[Collection entries]
[start]
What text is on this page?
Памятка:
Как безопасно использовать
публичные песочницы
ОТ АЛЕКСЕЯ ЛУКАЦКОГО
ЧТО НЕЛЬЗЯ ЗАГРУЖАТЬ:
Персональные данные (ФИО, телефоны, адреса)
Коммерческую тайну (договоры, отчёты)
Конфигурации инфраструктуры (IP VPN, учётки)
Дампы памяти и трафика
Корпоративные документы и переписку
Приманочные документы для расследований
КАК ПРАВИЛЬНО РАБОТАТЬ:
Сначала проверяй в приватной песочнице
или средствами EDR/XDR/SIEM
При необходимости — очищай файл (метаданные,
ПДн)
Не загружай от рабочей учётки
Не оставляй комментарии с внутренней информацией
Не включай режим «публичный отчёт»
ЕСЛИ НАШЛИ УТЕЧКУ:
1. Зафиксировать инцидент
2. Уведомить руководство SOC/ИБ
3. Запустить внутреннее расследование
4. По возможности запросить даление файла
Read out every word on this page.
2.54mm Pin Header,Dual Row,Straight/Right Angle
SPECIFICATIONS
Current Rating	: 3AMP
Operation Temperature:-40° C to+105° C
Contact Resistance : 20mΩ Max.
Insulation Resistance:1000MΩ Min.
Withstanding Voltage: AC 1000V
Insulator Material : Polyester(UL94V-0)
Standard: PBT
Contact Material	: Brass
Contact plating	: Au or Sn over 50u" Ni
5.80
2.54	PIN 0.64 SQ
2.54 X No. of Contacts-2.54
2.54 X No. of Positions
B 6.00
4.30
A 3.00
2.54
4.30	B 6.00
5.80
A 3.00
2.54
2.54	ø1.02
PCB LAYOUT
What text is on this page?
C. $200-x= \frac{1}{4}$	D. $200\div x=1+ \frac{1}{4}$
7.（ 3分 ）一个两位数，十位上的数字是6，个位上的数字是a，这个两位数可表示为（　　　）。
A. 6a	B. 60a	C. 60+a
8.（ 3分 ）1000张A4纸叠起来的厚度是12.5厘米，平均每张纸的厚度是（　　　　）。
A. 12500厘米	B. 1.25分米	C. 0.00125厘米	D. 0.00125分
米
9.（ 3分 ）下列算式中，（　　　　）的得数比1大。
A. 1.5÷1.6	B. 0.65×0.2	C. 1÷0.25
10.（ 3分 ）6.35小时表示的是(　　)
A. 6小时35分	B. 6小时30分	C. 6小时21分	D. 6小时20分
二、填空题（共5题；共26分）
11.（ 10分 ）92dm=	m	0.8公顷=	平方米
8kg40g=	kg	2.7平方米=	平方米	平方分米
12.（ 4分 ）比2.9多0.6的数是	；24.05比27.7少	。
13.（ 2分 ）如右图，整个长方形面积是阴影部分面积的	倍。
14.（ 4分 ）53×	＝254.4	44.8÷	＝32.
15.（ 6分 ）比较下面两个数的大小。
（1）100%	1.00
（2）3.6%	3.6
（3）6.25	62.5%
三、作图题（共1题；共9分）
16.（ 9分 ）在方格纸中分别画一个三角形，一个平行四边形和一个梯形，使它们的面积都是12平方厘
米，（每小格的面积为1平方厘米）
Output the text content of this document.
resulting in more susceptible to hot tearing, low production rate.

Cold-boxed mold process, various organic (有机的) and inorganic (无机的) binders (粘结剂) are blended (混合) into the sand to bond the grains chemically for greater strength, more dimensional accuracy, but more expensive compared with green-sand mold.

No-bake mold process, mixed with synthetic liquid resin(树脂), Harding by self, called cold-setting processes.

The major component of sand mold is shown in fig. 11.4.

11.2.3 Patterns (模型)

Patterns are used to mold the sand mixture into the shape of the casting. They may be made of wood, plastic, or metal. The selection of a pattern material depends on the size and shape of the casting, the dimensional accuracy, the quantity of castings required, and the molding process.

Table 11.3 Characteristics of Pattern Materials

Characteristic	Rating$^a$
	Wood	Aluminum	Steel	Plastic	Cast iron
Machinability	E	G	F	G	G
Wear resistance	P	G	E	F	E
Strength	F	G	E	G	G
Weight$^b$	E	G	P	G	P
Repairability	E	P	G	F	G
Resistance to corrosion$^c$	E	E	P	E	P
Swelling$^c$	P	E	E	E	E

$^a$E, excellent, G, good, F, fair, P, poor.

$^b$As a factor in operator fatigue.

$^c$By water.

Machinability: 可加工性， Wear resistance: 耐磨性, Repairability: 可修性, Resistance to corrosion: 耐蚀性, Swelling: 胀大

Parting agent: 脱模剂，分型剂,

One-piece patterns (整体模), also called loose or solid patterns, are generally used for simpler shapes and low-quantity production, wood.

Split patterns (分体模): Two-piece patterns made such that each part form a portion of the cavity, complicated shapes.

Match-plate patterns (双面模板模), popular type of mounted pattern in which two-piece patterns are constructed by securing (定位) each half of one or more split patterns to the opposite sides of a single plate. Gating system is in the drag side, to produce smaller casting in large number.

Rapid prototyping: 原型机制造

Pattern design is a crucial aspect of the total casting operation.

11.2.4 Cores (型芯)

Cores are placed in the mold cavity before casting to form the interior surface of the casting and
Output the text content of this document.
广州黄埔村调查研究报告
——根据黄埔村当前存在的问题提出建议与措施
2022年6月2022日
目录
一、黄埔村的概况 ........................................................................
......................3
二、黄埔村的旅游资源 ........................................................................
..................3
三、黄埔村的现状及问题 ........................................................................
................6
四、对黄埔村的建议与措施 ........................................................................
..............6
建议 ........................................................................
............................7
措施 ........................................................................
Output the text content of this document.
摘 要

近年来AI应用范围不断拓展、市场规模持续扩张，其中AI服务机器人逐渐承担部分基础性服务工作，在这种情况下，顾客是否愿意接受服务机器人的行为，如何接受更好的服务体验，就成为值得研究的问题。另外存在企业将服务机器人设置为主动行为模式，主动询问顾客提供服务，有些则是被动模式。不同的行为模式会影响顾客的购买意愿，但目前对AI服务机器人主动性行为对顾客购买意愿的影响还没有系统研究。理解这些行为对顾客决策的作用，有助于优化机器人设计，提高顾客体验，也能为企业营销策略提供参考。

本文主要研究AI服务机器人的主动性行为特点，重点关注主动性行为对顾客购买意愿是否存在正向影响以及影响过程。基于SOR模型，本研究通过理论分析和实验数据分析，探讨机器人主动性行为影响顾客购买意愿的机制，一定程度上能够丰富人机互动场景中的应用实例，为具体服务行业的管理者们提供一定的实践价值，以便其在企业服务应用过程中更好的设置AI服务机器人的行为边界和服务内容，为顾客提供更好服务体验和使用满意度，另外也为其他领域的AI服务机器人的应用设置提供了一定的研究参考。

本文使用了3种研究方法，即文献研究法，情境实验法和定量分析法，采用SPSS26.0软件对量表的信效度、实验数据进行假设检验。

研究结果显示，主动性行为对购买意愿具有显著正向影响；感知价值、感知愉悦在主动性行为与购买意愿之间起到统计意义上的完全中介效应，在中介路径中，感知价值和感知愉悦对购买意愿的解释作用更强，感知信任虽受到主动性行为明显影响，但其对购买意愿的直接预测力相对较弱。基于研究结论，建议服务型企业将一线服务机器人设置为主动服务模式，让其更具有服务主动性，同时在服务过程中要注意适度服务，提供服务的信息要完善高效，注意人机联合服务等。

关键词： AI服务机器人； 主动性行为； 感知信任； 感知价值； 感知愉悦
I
[end]
=== Task prompt ===
Tell how many lines hold the string "документы", giving the number and nothing else.

=== Written response ===
2